**INSTRUCTIONS FOR THE TASK:** The entries below should be output exactly as written.

**MATERIAL FOR THE TASK:**
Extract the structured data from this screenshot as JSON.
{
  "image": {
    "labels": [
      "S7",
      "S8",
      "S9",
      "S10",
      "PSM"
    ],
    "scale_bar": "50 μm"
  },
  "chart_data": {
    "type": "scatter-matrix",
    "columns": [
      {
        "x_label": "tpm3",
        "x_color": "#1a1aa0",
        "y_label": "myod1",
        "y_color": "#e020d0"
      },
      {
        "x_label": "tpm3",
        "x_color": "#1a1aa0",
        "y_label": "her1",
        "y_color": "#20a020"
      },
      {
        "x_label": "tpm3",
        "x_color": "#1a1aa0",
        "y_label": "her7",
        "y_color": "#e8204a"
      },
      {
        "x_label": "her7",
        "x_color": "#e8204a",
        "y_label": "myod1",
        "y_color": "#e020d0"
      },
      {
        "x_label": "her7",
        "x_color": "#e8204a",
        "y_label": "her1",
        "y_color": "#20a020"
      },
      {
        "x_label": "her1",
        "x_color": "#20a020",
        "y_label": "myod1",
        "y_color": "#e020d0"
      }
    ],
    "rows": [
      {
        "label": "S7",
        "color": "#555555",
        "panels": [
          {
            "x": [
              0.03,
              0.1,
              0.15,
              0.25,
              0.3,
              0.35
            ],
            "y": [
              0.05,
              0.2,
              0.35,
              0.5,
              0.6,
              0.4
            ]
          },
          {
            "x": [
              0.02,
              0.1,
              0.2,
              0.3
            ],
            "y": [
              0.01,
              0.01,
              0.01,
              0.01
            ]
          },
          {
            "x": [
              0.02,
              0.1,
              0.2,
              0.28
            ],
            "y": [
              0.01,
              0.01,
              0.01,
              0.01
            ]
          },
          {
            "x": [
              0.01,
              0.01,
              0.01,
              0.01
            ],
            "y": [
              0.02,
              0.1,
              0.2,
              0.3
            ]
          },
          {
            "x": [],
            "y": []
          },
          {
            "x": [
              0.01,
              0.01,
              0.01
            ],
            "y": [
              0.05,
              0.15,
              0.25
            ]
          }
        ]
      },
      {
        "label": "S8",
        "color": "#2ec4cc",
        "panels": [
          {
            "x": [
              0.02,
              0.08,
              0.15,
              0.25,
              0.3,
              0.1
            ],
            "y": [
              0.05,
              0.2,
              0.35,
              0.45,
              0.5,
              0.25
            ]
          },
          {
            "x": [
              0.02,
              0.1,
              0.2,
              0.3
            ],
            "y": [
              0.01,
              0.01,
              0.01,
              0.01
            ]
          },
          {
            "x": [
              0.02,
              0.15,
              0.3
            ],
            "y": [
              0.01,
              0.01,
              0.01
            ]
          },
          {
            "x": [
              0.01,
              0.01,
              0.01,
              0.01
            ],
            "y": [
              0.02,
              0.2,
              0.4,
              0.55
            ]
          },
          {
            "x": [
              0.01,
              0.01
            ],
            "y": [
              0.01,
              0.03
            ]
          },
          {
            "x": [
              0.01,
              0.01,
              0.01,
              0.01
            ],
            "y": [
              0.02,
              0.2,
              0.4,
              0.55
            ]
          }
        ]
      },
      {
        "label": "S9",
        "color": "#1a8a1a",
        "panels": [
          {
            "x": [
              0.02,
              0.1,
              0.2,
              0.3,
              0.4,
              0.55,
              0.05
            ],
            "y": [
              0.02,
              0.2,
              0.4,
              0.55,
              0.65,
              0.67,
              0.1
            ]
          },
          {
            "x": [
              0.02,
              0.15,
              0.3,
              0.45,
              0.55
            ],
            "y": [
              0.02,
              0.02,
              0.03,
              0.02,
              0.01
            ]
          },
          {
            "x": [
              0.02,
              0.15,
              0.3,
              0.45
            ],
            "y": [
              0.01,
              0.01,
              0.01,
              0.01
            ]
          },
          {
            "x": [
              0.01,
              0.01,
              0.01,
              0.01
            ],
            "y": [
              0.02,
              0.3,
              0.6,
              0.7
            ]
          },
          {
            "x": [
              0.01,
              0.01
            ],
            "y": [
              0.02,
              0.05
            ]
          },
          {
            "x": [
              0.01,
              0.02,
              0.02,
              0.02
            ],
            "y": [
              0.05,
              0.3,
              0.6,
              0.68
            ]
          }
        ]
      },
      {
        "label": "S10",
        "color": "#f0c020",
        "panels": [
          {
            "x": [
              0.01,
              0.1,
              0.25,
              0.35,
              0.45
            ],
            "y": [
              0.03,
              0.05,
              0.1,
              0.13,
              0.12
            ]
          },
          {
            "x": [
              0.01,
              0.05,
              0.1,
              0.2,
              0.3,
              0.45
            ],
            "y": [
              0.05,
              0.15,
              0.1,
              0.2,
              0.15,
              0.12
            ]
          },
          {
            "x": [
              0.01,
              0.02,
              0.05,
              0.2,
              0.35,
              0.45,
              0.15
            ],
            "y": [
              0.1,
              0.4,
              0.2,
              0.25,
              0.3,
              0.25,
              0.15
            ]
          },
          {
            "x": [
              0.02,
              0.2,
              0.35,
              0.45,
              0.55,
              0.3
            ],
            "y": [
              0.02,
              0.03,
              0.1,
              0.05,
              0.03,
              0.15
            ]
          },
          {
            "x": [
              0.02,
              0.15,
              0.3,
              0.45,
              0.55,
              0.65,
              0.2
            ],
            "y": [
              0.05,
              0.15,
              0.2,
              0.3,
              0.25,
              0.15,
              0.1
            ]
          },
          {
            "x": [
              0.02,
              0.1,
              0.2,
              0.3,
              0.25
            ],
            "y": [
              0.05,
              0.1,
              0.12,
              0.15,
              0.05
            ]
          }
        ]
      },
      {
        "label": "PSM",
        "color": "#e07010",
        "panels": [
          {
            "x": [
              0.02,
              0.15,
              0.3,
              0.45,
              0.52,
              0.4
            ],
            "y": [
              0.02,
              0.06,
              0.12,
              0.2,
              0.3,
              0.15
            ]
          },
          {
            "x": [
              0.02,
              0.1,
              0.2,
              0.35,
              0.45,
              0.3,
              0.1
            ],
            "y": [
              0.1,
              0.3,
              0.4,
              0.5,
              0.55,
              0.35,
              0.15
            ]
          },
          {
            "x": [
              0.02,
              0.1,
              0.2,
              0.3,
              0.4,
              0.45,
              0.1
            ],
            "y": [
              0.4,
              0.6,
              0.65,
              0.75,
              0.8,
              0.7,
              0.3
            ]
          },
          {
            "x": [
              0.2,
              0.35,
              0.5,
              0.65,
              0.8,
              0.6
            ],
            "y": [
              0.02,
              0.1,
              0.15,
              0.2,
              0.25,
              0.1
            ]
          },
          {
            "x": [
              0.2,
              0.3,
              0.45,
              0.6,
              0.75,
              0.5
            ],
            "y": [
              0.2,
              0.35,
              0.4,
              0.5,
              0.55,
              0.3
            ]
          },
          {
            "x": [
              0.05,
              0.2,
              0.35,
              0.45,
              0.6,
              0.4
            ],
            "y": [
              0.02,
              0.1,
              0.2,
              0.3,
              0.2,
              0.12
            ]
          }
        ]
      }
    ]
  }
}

**IN RESPONSE:**
Extract the structured data from this screenshot as JSON.
{
  "image": {
    "labels": [
      "S7",
      "S8",
      "S9",
      "S10",
      "PSM"
    ],
    "scale_bar": "50 μm"
  },
  "chart_data": {
    "type": "scatter-matrix",
    "columns": [
      {
        "x_label": "tpm3",
        "x_color": "#1a1aa0",
        "y_label": "myod1",
        "y_color": "#e020d0"
      },
      {
        "x_label": "tpm3",
        "x_color": "#1a1aa0",
        "y_label": "her1",
        "y_color": "#20a020"
      },
      {
        "x_label": "tpm3",
        "x_color": "#1a1aa0",
        "y_label": "her7",
        "y_color": "#e8204a"
      },
      {
        "x_label": "her7",
        "x_color": "#e8204a",
        "y_label": "myod1",
        "y_color": "#e020d0"
      },
      {
        "x_label": "her7",
        "x_color": "#e8204a",
        "y_label": "her1",
        "y_color": "#20a020"
      },
      {
        "x_label": "her1",
        "x_color": "#20a020",
        "y_label": "myod1",
        "y_color": "#e020d0"
      }
    ],
    "rows": [
      {
        "label": "S7",
        "color": "#555555",
        "panels": [
          {
            "x": [
              0.03,
              0.1,
              0.15,
              0.25,
              0.3,
              0.35
            ],
            "y": [
              0.05,
              0.2,
              0.35,
              0.5,
              0.6,
              0.4
            ]
          },
          {
            "x": [
              0.02,
              0.1,
              0.2,
              0.3
            ],
            "y": [
              0.01,
              0.01,
              0.01,
              0.01
            ]
          },
          {
            "x": [
              0.02,
              0.1,
              0.2,
              0.28
            ],
            "y": [
              0.01,
              0.01,
              0.01,
              0.01
            ]
          },
          {
            "x": [
              0.01,
              0.01,
              0.01,
              0.01
            ],
            "y": [
              0.02,
              0.1,
              0.2,
              0.3
            ]
          },
          {
            "x": [],
            "y": []
          },
          {
            "x": [
              0.01,
              0.01,
              0.01
            ],
            "y": [
              0.05,
              0.15,
              0.25
            ]
          }
        ]
      },
      {
        "label": "S8",
        "color": "#2ec4cc",
        "panels": [
          {
            "x": [
              0.02,
              0.08,
              0.15,
              0.25,
              0.3,
              0.1
            ],
            "y": [
              0.05,
              0.2,
              0.35,
              0.45,
              0.5,
              0.25
            ]
          },
          {
            "x": [
              0.02,
              0.1,
              0.2,
              0.3
            ],
            "y": [
              0.01,
              0.01,
              0.01,
              0.01
            ]
          },
          {
            "x": [
              0.02,
              0.15,
              0.3
            ],
            "y": [
              0.01,
              0.01,
              0.01
            ]
          },
          {
            "x": [
              0.01,
              0.01,
              0.01,
              0.01
            ],
            "y": [
              0.02,
              0.2,
              0.4,
              0.55
            ]
          },
          {
            "x": [
              0.01,
              0.01
            ],
            "y": [
              0.01,
              0.03
            ]
          },
          {
            "x": [
              0.01,
              0.01,
              0.01,
              0.01
            ],
            "y": [
              0.02,
              0.2,
              0.4,
              0.55
            ]
          }
        ]
      },
      {
        "label": "S9",
        "color": "#1a8a1a",
        "panels": [
          {
            "x": [
              0.02,
              0.1,
              0.2,
              0.3,
              0.4,
              0.55,
              0.05
            ],
            "y": [
              0.02,
              0.2,
              0.4,
              0.55,
              0.65,
              0.67,
              0.1
            ]
          },
          {
            "x": [
              0.02,
              0.15,
              0.3,
              0.45,
              0.55
            ],
            "y": [
              0.02,
              0.02,
              0.03,
              0.02,
              0.01
            ]
          },
          {
            "x": [
              0.02,
              0.15,
              0.3,
              0.45
            ],
            "y": [
              0.01,
              0.01,
              0.01,
              0.01
            ]
          },
          {
            "x": [
              0.01,
              0.01,
              0.01,
              0.01
            ],
            "y": [
              0.02,
              0.3,
              0.6,
              0.7
            ]
          },
          {
            "x": [
              0.01,
              0.01
            ],
            "y": [
              0.02,
              0.05
            ]
          },
          {
            "x": [
              0.01,
              0.02,
              0.02,
              0.02
            ],
            "y": [
              0.05,
              0.3,
              0.6,
              0.68
            ]
          }
        ]
      },
      {
        "label": "S10",
        "color": "#f0c020",
        "panels": [
          {
            "x": [
              0.01,
              0.1,
              0.25,
              0.35,
              0.45
            ],
            "y": [
              0.03,
              0.05,
              0.1,
              0.13,
              0.12
            ]
          },
          {
            "x": [
              0.01,
              0.05,
              0.1,
              0.2,
              0.3,
              0.45
            ],
            "y": [
              0.05,
              0.15,
              0.1,
              0.2,
              0.15,
              0.12
            ]
          },
          {
            "x": [
              0.01,
              0.02,
              0.05,
              0.2,
              0.35,
              0.45,
              0.15
            ],
            "y": [
              0.1,
              0.4,
              0.2,
              0.25,
              0.3,
              0.25,
              0.15
            ]
          },
          {
            "x": [
              0.02,
              0.2,
              0.35,
              0.45,
              0.55,
              0.3
            ],
            "y": [
              0.02,
              0.03,
              0.1,
              0.05,
              0.03,
              0.15
            ]
          },
          {
            "x": [
              0.02,
              0.15,
              0.3,
              0.45,
              0.55,
              0.65,
              0.2
            ],
            "y": [
              0.05,
              0.15,
              0.2,
              0.3,
              0.25,
              0.15,
              0.1
            ]
          },
          {
            "x": [
              0.02,
              0.1,
              0.2,
              0.3,
              0.25
            ],
            "y": [
              0.05,
              0.1,
              0.12,
              0.15,
              0.05
            ]
          }
        ]
      },
      {
        "label": "PSM",
        "color": "#e07010",
        "panels": [
          {
            "x": [
              0.02,
              0.15,
              0.3,
              0.45,
              0.52,
              0.4
            ],
            "y": [
              0.02,
              0.06,
              0.12,
              0.2,
              0.3,
              0.15
            ]
          },
          {
            "x": [
              0.02,
              0.1,
              0.2,
              0.35,
              0.45,
              0.3,
              0.1
            ],
            "y": [
              0.1,
              0.3,
              0.4,
              0.5,
              0.55,
              0.35,
              0.15
            ]
          },
          {
            "x": [
              0.02,
              0.1,
              0.2,
              0.3,
              0.4,
              0.45,
              0.1
            ],
            "y": [
              0.4,
              0.6,
              0.65,
              0.75,
              0.8,
              0.7,
              0.3
            ]
          },
          {
            "x": [
              0.2,
              0.35,
              0.5,
              0.65,
              0.8,
              0.6
            ],
            "y": [
              0.02,
              0.1,
              0.15,
              0.2,
              0.25,
              0.1
            ]
          },
          {
            "x": [
              0.2,
              0.3,
              0.45,
              0.6,
              0.75,
              0.5
            ],
            "y": [
              0.2,
              0.35,
              0.4,
              0.5,
              0.55,
              0.3
            ]
          },
          {
            "x": [
              0.05,
              0.2,
              0.35,
              0.45,
              0.6,
              0.4
            ],
            "y": [
              0.02,
              0.1,
              0.2,
              0.3,
              0.2,
              0.12
            ]
          }
        ]
      }
    ]
  }
}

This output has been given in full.